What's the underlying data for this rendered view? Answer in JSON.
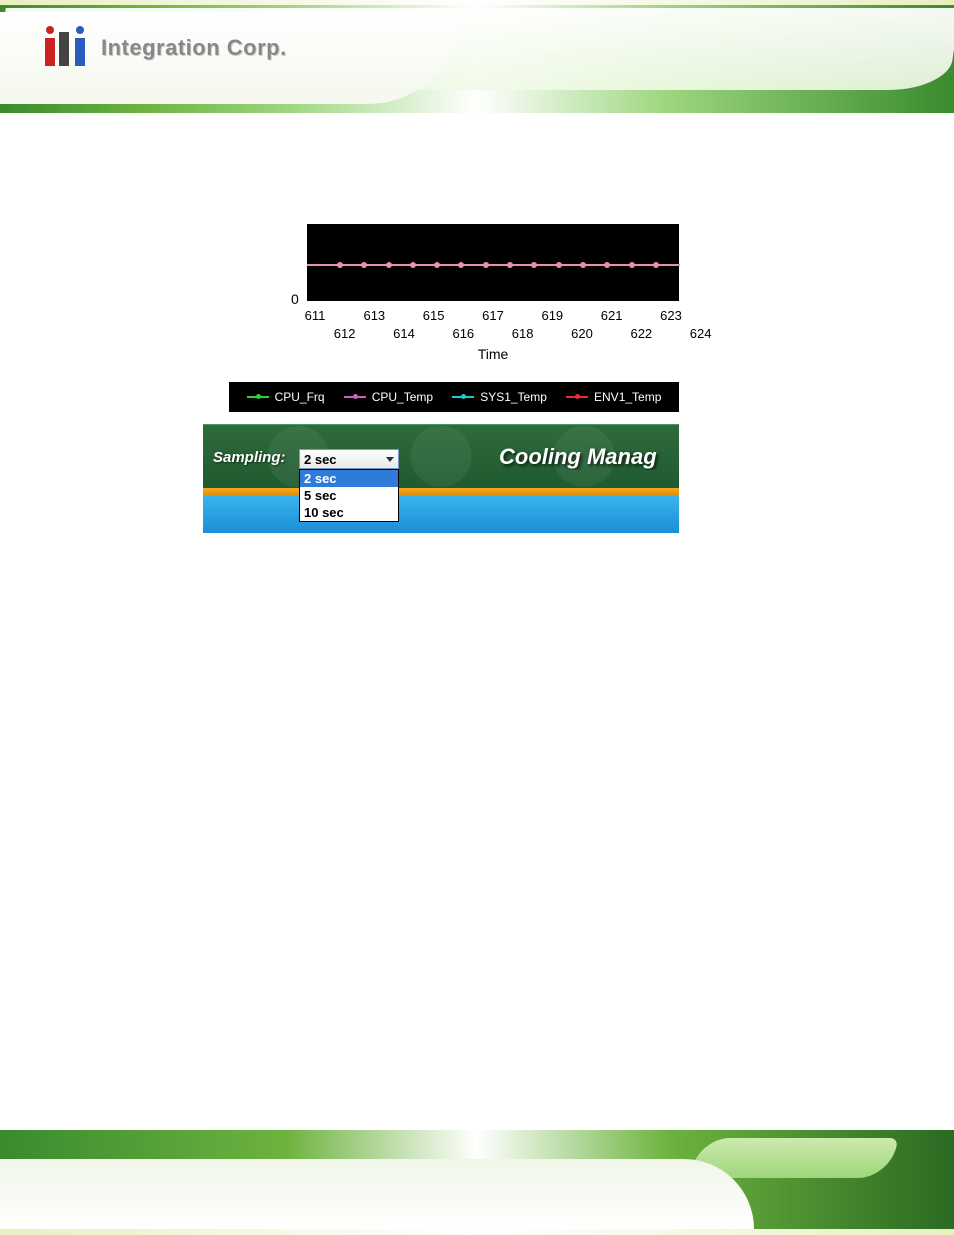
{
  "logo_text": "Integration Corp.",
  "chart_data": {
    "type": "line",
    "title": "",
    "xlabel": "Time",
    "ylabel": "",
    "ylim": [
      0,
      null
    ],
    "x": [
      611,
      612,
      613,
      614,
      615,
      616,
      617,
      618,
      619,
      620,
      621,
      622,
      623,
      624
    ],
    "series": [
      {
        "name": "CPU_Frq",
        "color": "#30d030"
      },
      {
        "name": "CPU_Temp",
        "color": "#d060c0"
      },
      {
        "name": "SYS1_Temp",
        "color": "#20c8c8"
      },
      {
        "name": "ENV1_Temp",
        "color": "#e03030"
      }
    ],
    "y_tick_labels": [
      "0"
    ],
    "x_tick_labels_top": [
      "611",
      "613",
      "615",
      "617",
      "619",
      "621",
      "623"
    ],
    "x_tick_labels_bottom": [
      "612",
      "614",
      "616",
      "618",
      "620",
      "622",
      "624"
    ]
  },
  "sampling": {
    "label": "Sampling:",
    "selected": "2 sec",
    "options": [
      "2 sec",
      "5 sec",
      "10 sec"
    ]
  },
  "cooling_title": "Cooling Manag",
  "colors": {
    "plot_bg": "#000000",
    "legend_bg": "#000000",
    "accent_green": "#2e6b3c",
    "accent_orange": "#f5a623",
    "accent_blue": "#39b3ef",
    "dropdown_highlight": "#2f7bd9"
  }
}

--

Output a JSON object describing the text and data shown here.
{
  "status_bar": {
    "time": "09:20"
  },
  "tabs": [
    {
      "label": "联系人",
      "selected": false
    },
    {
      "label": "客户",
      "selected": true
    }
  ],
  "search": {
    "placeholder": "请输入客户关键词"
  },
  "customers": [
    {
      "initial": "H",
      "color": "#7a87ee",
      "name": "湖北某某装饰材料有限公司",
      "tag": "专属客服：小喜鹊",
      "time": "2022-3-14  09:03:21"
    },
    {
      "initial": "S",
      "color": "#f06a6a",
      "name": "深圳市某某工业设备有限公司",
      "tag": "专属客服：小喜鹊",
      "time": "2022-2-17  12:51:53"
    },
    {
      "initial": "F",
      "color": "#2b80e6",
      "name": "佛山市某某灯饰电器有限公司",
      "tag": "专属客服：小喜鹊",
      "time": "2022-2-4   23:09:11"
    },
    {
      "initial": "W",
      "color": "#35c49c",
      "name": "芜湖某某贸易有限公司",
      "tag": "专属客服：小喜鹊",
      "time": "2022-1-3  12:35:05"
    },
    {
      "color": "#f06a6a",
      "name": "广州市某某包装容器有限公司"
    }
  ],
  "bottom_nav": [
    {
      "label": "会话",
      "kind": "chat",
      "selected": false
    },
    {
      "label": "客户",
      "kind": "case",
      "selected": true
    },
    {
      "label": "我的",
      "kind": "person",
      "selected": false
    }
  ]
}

* [Exercise description]: Write out each line of the data that holds the string "JSON".

* [Exercise solution]:
What's the underlying data for this rendered view? Answer in JSON.
Output a JSON object describing the text and data shown here.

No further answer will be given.